## EXERCISE AIM
Scan the lines below; pull out those with "相去万余里".

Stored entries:
- - - - -

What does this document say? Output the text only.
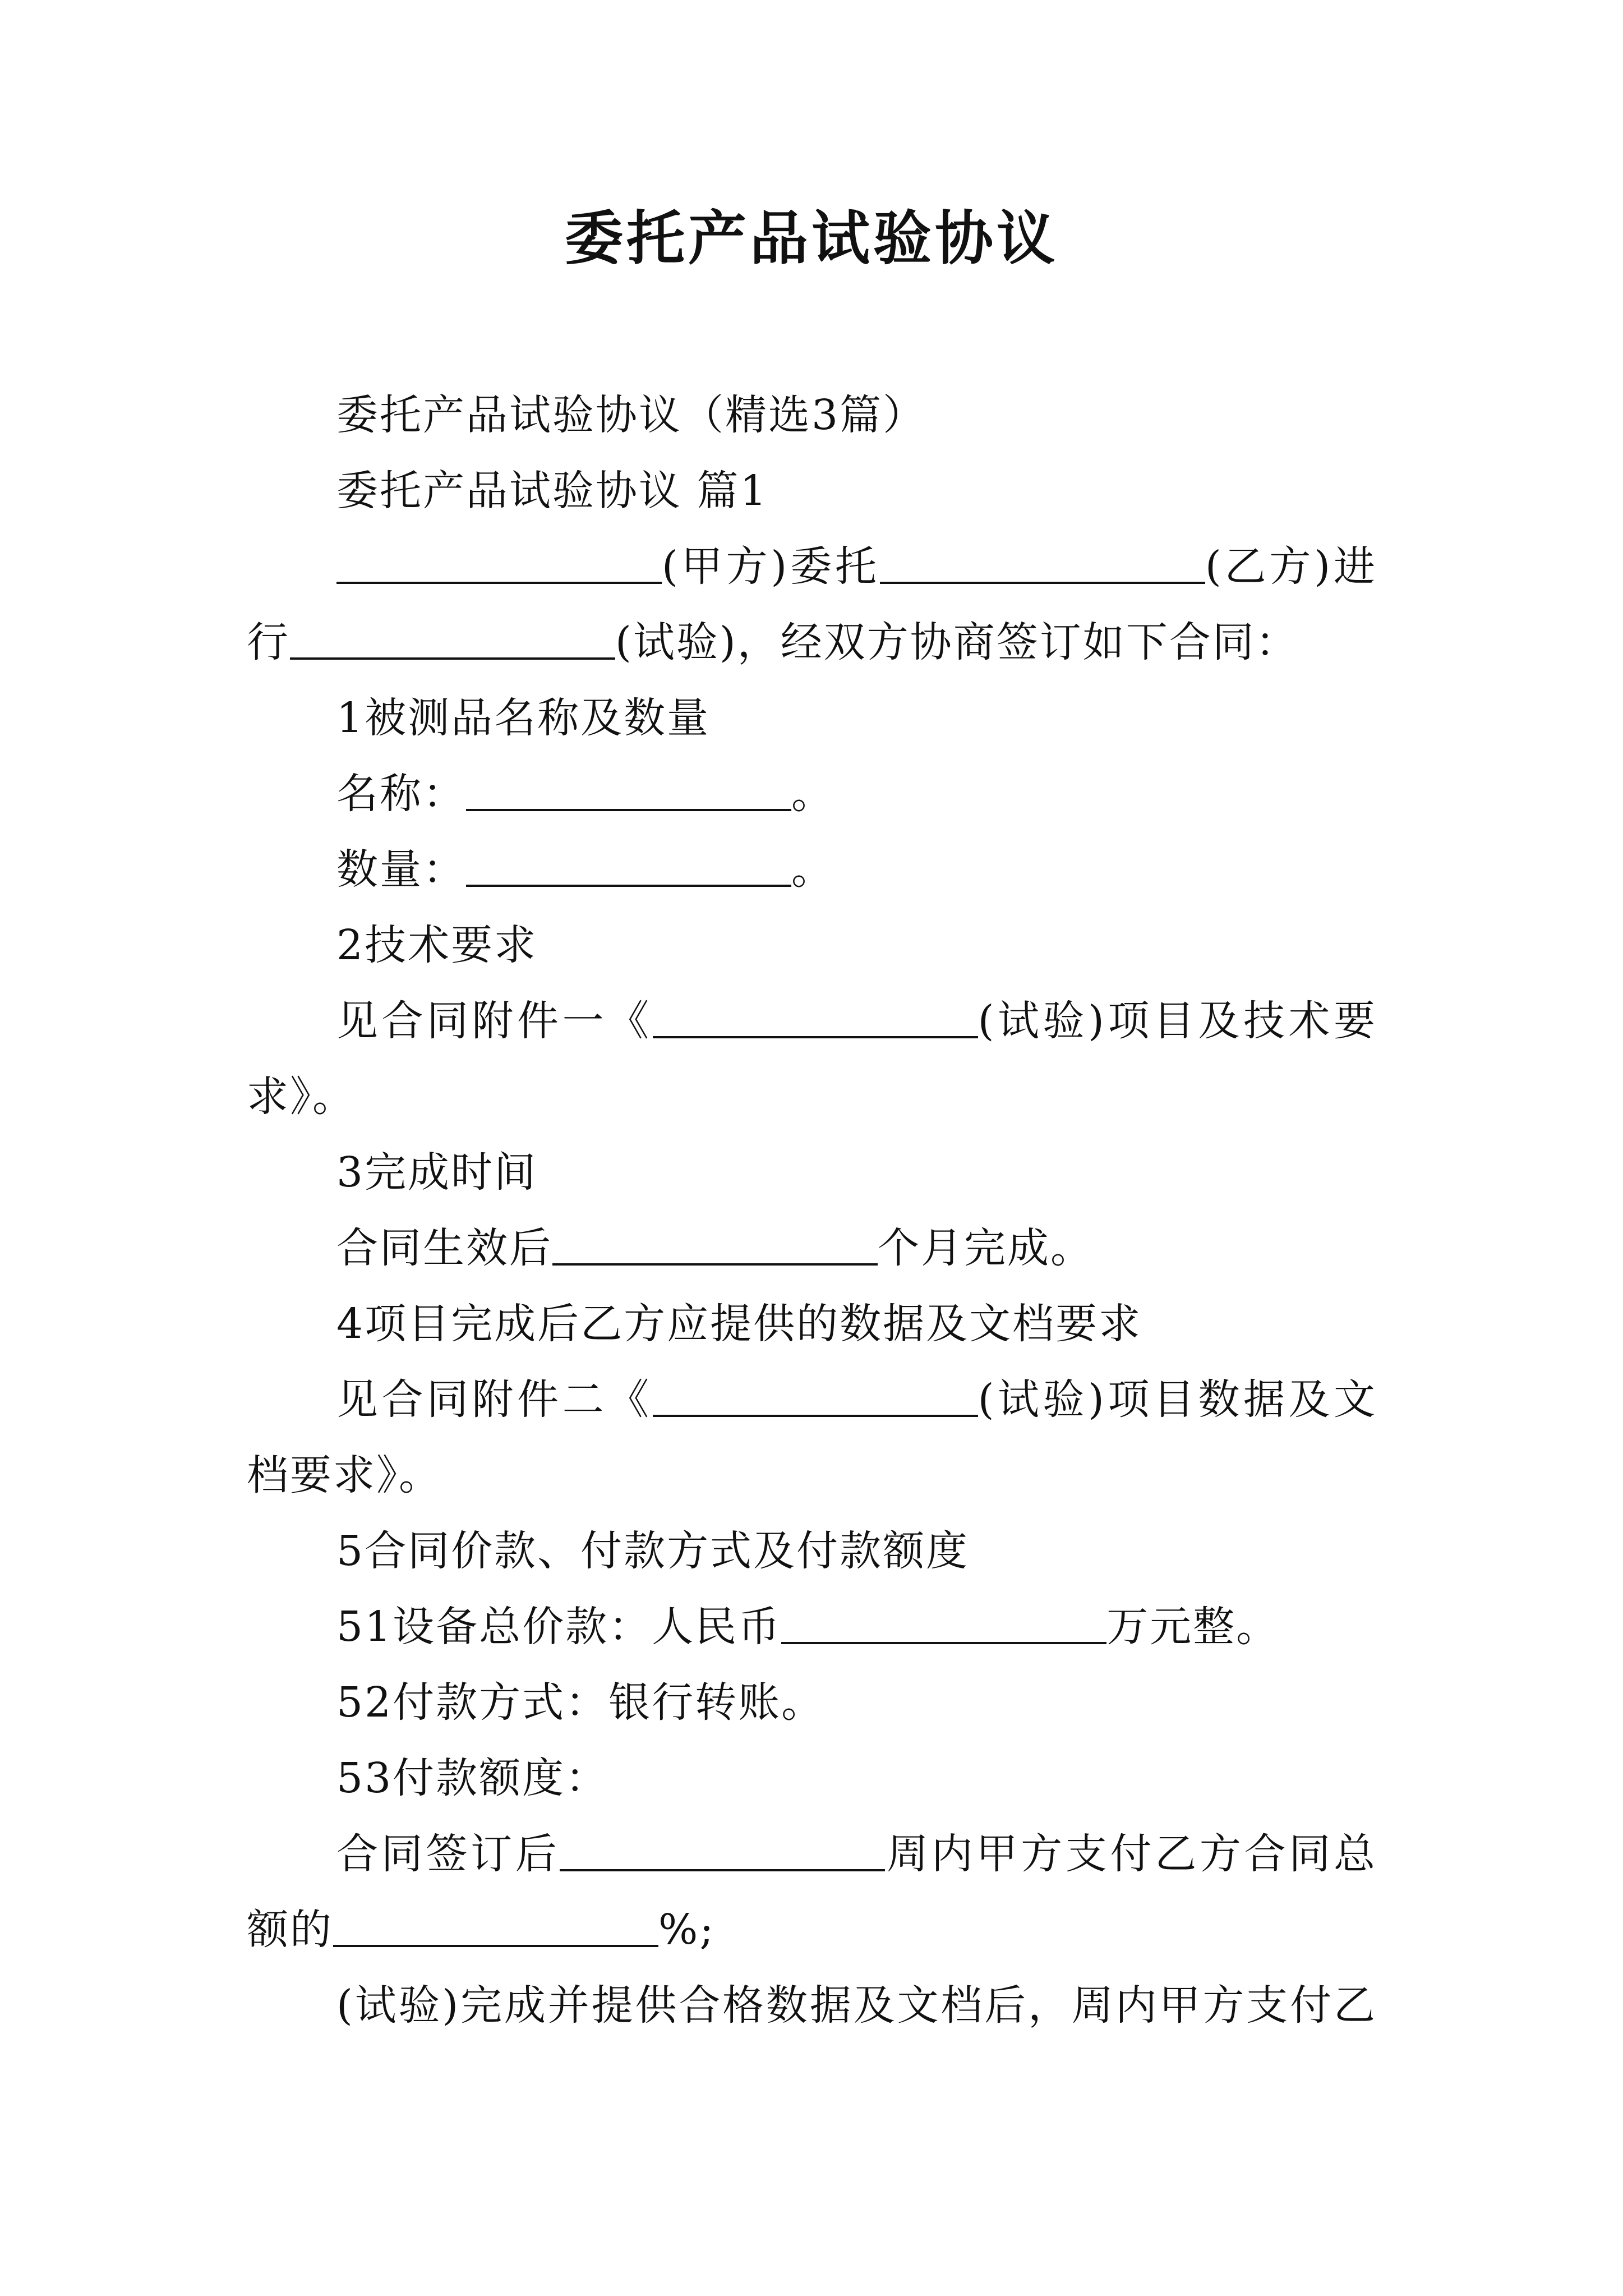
委托产品试验协议
委托产品试验协议（精选3篇）
委托产品试验协议 篇1
(甲方)委托	(乙方)进
行	(试验)，经双方协商签订如下合同：
1被测品名称及数量
名称：	。
数量：	。
2技术要求
见合同附件一《	(试验)项目及技术要
求》。
3完成时间
合同生效后	个月完成。
4项目完成后乙方应提供的数据及文档要求
见合同附件二《	(试验)项目数据及文
档要求》。
5合同价款、付款方式及付款额度
51设备总价款：人民币	万元整。
52付款方式：银行转账。
53付款额度：
合同签订后	周内甲方支付乙方合同总
额的	%;
(试验)完成并提供合格数据及文档后，周内甲方支付乙
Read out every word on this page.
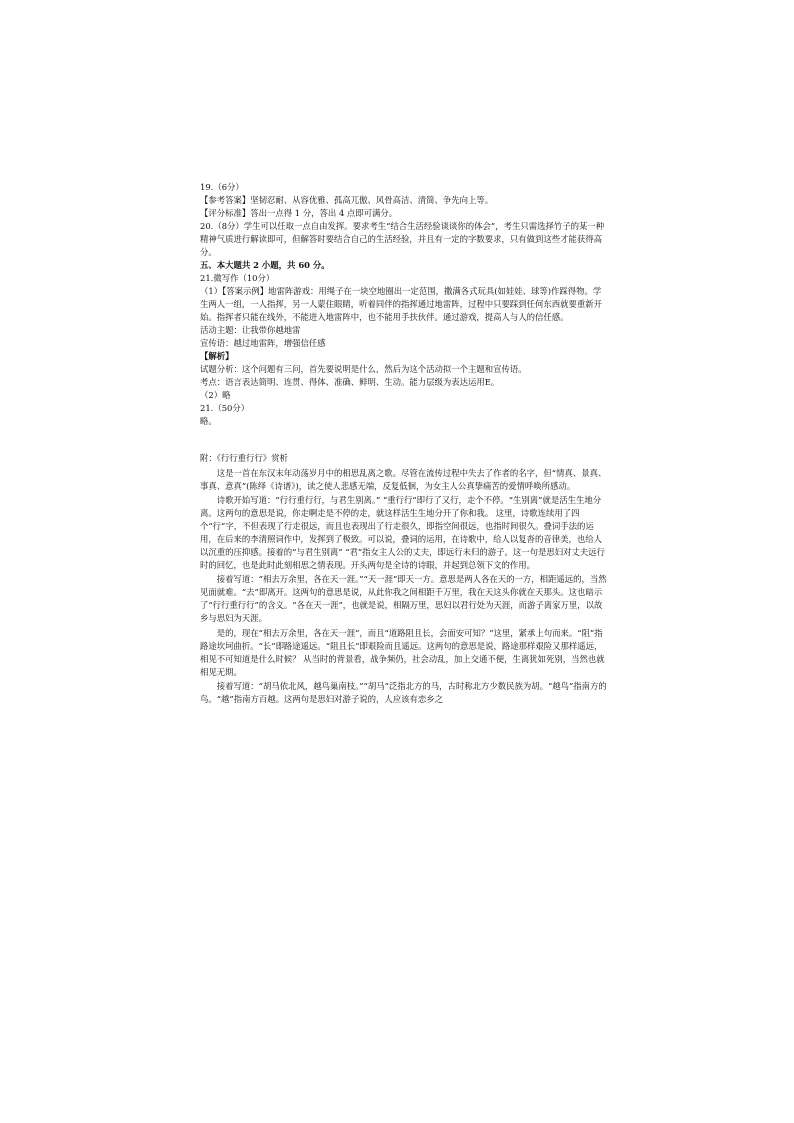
19.（6分）

【参考答案】坚韧忍耐、从容优雅、孤高兀傲、风骨高洁、清简、争先向上等。

【评分标准】答出一点得 1 分，答出 4 点即可满分。

20.（8分）学生可以任取一点自由发挥。要求考生“结合生活经验谈谈你的体会”，考生只需选择竹子的某一种精神气质进行解读即可，但解答时要结合自己的生活经验，并且有一定的字数要求，只有做到这些才能获得高分。

五、本大题共 2 小题，共 60 分。

21.微写作（10分）

（1）【答案示例】地雷阵游戏：用绳子在一块空地圈出一定范围，撒满各式玩具(如娃娃、球等)作踩得物。学生两人一组，一人指挥，另一人蒙住眼睛，听着同伴的指挥通过地雷阵，过程中只要踩到任何东西就要重新开始。指挥者只能在线外，不能进入地雷阵中，也不能用手扶伙伴。通过游戏，提高人与人的信任感。

活动主题：让我带你越地雷

宣传语：越过地雷阵，增强信任感

【解析】

试题分析：这个问题有三问，首先要说明是什么，然后为这个活动拟一个主题和宣传语。

考点：语言表达简明、连贯、得体、准确、鲜明、生动。能力层级为表达运用E。

（2）略

21.（50分）

略。

附：《行行重行行》赏析

这是一首在东汉末年动荡岁月中的相思乱离之歌。尽管在流传过程中失去了作者的名字，但“情真、景真、事真、意真”(陈绎《诗谱》)，读之使人悲感无端，反复低徊，为女主人公真挚痛苦的爱情呼唤所感动。

诗歌开始写道：“行行重行行，与君生别离。” “重行行”即行了又行，走个不停。“生别离”就是活生生地分离。这两句的意思是说，你走啊走是不停的走，就这样活生生地分开了你和我。 这里，诗歌连续用了四个“行”字，不但表现了行走很远，而且也表现出了行走很久，即指空间很远，也指时间很久。叠词手法的运用，在后来的李清照词作中，发挥到了极致。可以说，叠词的运用，在诗歌中，给人以复沓的音律美，也给人以沉重的压抑感。接着的“与君生别离” “君”指女主人公的丈夫，即远行未归的游子。这一句是思妇对丈夫远行时的回忆，也是此时此刻相思之情表现。开头两句是全诗的诗眼，并起到总领下文的作用。

接着写道：“相去万余里，各在天一涯。”“天一涯”即天一方。意思是两人各在天的一方，相距遥远的，当然见面就难。“去”即离开。这两句的意思是说，从此你我之间相距千万里，我在天这头你就在天那头。这也暗示了“行行重行行”的含义。“各在天一涯”，也就是说，相隔万里，思妇以君行处为天涯，而游子离家万里，以故乡与思妇为天涯。

是的，现在“相去万余里，各在天一涯”，而且“道路阻且长，会面安可知？”这里，紧承上句而来。“阻”指路途坎坷曲折。“长”即路途遥远。“阻且长”即艰险而且遥远。这两句的意思是说，路途那样艰险又那样遥远，相见不可知道是什么时候？ 从当时的背景看，战争频仍，社会动乱，加上交通不便，生离犹如死别，当然也就相见无期。

接着写道：“胡马依北风，越鸟巢南枝。”“胡马”泛指北方的马，古时称北方少数民族为胡。“越鸟”指南方的鸟。“越”指南方百越。这两句是思妇对游子说的，人应该有恋乡之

- - - - -

## PROBLEM SOLUTION
接着写道：“相去万余里，各在天一涯。”“天一涯”即天一方。意思是两人各在天的一方，相距遥远的，当然见面就难。“去”即离开。这两句的意思是说，从此你我之间相距千万里，我在天这头你就在天那头。这也暗示了“行行重行行”的含义。“各在天一涯”，也就是说，相隔万里，思妇以君行处为天涯，而游子离家万里，以故乡与思妇为天涯。
是的，现在“相去万余里，各在天一涯”，而且“道路阻且长，会面安可知？”这里，紧承上句而来。“阻”指路途坎坷曲折。“长”即路途遥远。“阻且长”即艰险而且遥远。这两句的意思是说，路途那样艰险又那样遥远，相见不可知道是什么时候？ 从当时的背景看，战争频仍，社会动乱，加上交通不便，生离犹如死别，当然也就相见无期。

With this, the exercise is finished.